## TEXTE SOURCE
------------------------
Je refais toute l'installation depuis le début et je vous dit  :Smile: 

----------

## bibendum

Pour la première commande j'obtiens le message suivant :

/mnt/gentoo/bin/bash: ELF 64-bit LSB pie exécutable, ARM aarch65, version 1 (SYSV), dynamically linked, interpreter /lib/ld-linux-aarch64.so.1, for GNU/Linux 3.7.0, stripped

Pour la deuxième commande j'ai: 

-rwxr-xr-x 1 root root 859976 Aug  1 00:33 /mnt/Gentoo/bin/bash

----------

## netfab

 *bibendum wrote:*   

> Pour la première commande j'obtiens le message suivant :
> 
> /mnt/gentoo/bin/bash: ELF 64-bit LSB pie exécutable, ARM aarch65, version 1 (SYSV), dynamically linked, interpreter /lib/ld-linux-aarch64.so.1, for GNU/Linux 3.7.0, stripped
> 
> 

 

Tu dois faire erreur quelque part, révérifie tes téléchargements.

----------

## bibendum

Je me suis trompe en tapant, j'obtiens bien aarch64

----------

## netfab

 *bibendum wrote:*   

> Je me suis trompe en tapant, j'obtiens bien aarch64

 

aarch64 c'est une architecture ARM.

Toi tu as une architecture amd64.

Tu télécharges donc les mauvais fichiers.

----------

## bibendum

Merci pour votre réponse, est-ce que vous sauriez me dire quels fichiers ne sont pas les bons ?

----------

## ghoti

 *bibendum wrote:*   

> Merci pour votre réponse, est-ce que vous sauriez me dire quels fichiers ne sont pas les bons ?

 

Difficile à dire puisque qu'on ne sait pas ce que tu as exactement téléchargé !   :Confused: 

Dans sa première réponse, Netfab t'a donné le nom des stages3 qui pourraient te convenir. Retiens surtout que le nom doit spécifiquement mentionner le nom de l'architecture de ton processeur, c'est-à-dire amd64 !

Par exemple, tu pourrais aller voir http://gentoo.mirrors.ovh.net/gentoo-distfiles/releases/ : tu y verras la liste des architectures supportées. Tu dois obligatoirement fureter dans le répertoire amd64. Là, tu serais certain de  n'y trouver que des fichiers relatifs à ton architecture !  :Wink: 

Pour le reste, tout dépend du type d'installation que tu veux faire (systemd, openrc, multilib ou pas ...).

----------

## bibendum

Merci, vous m'avez débloqué, j'ai tout refait en téléchargeant le bon fichier tar, je suis actuellement en train de compiler le kernel.

----------

## ghoti

 :Cool: 

----------

## bibendum

C'est bon, Gentoo est installé, merci à tous pour votre aide.

----------

## Mickael

y 'a des trucs qui se perdent 

 *Quote:*   

> 
> 
> [Title] truc machin [Résolu]

 

----------

## El_Goretto

 *Mickael wrote:*   

> y 'a des trucs qui se perdent 
> 
>  *Quote:*   
> 
> [Title] truc machin [Résolu] 

 

Tout à fait.

Bonjour,

Peux-tu STP mettre ton titre en conformité avec les règles en usage sur notre forum (Le format choisi est : [THEME] description (état))?

Merci.

----------
------------------------
## OBJECTIF A
Répondez aux questions suivantes sur la discussion consacrée à l'installation de Gentoo :
(i) Quelle architecture bibendum obtient-il une fois sa faute de frappe corrigée ?
(ii) Dans quel répertoire ghoti indique-t-il qu'il faut obligatoirement chercher les fichiers ?
(iii) Quel format de titre El_Goretto donne-t-il comme règle du forum ?
## OBJECTIF B
Recopiez les lignes de données depuis le début jusqu'à la ligne contenant «sentiment-bar — [1910, 253, 1936, 500]», celle-ci incluse, en substituant «consumer-expectations-marker» à «cons-expectations-marker». Ne modifiez rien d'autre.
------------------------
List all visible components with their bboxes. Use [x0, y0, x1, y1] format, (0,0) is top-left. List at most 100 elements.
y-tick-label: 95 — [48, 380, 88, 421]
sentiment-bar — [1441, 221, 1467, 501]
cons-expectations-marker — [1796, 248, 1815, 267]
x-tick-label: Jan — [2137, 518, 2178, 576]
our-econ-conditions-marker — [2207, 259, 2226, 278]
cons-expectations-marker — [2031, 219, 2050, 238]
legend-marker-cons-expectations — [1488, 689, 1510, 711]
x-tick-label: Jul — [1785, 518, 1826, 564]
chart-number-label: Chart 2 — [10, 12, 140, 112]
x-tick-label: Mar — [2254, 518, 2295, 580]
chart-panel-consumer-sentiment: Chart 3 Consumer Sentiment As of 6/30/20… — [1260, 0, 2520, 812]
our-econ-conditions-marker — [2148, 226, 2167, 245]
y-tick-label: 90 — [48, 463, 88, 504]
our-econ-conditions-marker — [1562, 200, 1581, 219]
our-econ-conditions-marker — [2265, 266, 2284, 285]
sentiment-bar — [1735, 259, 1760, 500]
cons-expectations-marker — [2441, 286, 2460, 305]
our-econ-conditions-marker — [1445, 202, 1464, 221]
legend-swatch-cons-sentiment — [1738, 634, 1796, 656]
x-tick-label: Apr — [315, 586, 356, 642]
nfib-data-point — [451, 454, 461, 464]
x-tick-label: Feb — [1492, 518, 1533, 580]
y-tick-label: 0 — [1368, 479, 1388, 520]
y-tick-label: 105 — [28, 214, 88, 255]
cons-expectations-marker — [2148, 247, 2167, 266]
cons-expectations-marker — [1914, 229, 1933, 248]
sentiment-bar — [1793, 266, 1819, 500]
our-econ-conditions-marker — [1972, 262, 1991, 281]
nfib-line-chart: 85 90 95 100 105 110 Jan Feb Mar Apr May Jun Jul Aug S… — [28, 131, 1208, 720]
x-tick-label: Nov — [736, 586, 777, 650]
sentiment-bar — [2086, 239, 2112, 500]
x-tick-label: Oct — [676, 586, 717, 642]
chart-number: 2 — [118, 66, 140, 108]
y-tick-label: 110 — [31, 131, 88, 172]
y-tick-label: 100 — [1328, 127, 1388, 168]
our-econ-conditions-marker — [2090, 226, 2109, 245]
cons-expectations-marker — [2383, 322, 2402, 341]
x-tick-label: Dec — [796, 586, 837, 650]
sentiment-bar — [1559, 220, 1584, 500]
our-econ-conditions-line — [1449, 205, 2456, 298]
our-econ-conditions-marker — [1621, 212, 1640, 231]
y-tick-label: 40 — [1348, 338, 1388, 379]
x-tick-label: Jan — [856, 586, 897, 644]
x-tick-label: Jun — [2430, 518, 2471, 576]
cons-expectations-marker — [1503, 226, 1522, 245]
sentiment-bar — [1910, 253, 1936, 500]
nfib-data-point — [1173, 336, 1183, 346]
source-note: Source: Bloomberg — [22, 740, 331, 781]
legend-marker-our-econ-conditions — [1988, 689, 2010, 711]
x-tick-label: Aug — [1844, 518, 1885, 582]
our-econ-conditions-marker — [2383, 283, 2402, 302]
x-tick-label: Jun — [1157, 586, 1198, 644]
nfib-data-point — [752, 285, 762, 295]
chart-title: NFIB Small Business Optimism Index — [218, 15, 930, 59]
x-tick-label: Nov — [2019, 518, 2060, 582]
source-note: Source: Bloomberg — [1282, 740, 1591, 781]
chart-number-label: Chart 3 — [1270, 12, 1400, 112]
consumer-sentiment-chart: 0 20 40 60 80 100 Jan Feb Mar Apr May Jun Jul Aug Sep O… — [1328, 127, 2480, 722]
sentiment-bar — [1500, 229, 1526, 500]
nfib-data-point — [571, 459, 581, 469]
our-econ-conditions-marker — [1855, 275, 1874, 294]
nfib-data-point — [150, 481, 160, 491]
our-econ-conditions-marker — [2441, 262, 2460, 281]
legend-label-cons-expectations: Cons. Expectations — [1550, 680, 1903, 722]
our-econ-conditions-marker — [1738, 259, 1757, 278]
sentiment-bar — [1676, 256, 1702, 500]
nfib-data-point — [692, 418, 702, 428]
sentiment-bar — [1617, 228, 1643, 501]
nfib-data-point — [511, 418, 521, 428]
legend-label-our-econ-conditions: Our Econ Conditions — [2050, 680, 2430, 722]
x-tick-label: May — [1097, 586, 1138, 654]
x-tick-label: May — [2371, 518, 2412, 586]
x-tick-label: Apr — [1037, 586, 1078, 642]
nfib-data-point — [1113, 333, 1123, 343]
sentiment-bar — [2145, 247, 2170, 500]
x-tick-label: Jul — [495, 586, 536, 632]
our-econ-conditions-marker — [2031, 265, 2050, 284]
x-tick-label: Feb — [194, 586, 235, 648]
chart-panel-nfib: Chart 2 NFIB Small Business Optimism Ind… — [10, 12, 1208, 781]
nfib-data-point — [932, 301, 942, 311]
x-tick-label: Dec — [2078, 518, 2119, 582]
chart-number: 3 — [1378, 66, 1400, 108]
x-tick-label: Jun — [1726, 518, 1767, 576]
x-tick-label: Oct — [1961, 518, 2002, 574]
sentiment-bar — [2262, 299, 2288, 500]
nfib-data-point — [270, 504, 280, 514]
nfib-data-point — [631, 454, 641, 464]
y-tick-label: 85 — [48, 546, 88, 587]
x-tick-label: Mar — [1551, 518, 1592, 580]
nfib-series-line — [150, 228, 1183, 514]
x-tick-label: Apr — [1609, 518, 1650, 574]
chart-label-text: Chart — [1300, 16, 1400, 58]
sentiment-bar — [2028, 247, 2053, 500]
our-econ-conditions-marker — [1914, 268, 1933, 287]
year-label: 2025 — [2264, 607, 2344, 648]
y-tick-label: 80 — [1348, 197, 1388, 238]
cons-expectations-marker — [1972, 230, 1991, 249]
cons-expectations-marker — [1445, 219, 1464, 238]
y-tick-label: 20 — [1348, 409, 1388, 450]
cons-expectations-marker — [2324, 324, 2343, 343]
------------------------
## RÉPONSE ATTENDUE A
(i) aarch64
(ii) Le répertoire amd64
(iii) [THEME] description (état)

## RÉPONSE ATTENDUE B
List all visible components with their bboxes. Use [x0, y0, x1, y1] format, (0,0) is top-left. List at most 100 elements.
y-tick-label: 95 — [48, 380, 88, 421]
sentiment-bar — [1441, 221, 1467, 501]
consumer-expectations-marker — [1796, 248, 1815, 267]
x-tick-label: Jan — [2137, 518, 2178, 576]
our-econ-conditions-marker — [2207, 259, 2226, 278]
consumer-expectations-marker — [2031, 219, 2050, 238]
legend-marker-cons-expectations — [1488, 689, 1510, 711]
x-tick-label: Jul — [1785, 518, 1826, 564]
chart-number-label: Chart 2 — [10, 12, 140, 112]
x-tick-label: Mar — [2254, 518, 2295, 580]
chart-panel-consumer-sentiment: Chart 3 Consumer Sentiment As of 6/30/20… — [1260, 0, 2520, 812]
our-econ-conditions-marker — [2148, 226, 2167, 245]
y-tick-label: 90 — [48, 463, 88, 504]
our-econ-conditions-marker — [1562, 200, 1581, 219]
our-econ-conditions-marker — [2265, 266, 2284, 285]
sentiment-bar — [1735, 259, 1760, 500]
consumer-expectations-marker — [2441, 286, 2460, 305]
our-econ-conditions-marker — [1445, 202, 1464, 221]
legend-swatch-cons-sentiment — [1738, 634, 1796, 656]
x-tick-label: Apr — [315, 586, 356, 642]
nfib-data-point — [451, 454, 461, 464]
x-tick-label: Feb — [1492, 518, 1533, 580]
y-tick-label: 0 — [1368, 479, 1388, 520]
y-tick-label: 105 — [28, 214, 88, 255]
consumer-expectations-marker — [2148, 247, 2167, 266]
consumer-expectations-marker — [1914, 229, 1933, 248]
sentiment-bar — [1793, 266, 1819, 500]
our-econ-conditions-marker — [1972, 262, 1991, 281]
nfib-line-chart: 85 90 95 100 105 110 Jan Feb Mar Apr May Jun Jul Aug S… — [28, 131, 1208, 720]
x-tick-label: Nov — [736, 586, 777, 650]
sentiment-bar — [2086, 239, 2112, 500]
x-tick-label: Oct — [676, 586, 717, 642]
chart-number: 2 — [118, 66, 140, 108]
y-tick-label: 110 — [31, 131, 88, 172]
y-tick-label: 100 — [1328, 127, 1388, 168]
our-econ-conditions-marker — [2090, 226, 2109, 245]
consumer-expectations-marker — [2383, 322, 2402, 341]
x-tick-label: Dec — [796, 586, 837, 650]
sentiment-bar — [1559, 220, 1584, 500]
our-econ-conditions-line — [1449, 205, 2456, 298]
our-econ-conditions-marker — [1621, 212, 1640, 231]
y-tick-label: 40 — [1348, 338, 1388, 379]
x-tick-label: Jan — [856, 586, 897, 644]
x-tick-label: Jun — [2430, 518, 2471, 576]
consumer-expectations-marker — [1503, 226, 1522, 245]
sentiment-bar — [1910, 253, 1936, 500]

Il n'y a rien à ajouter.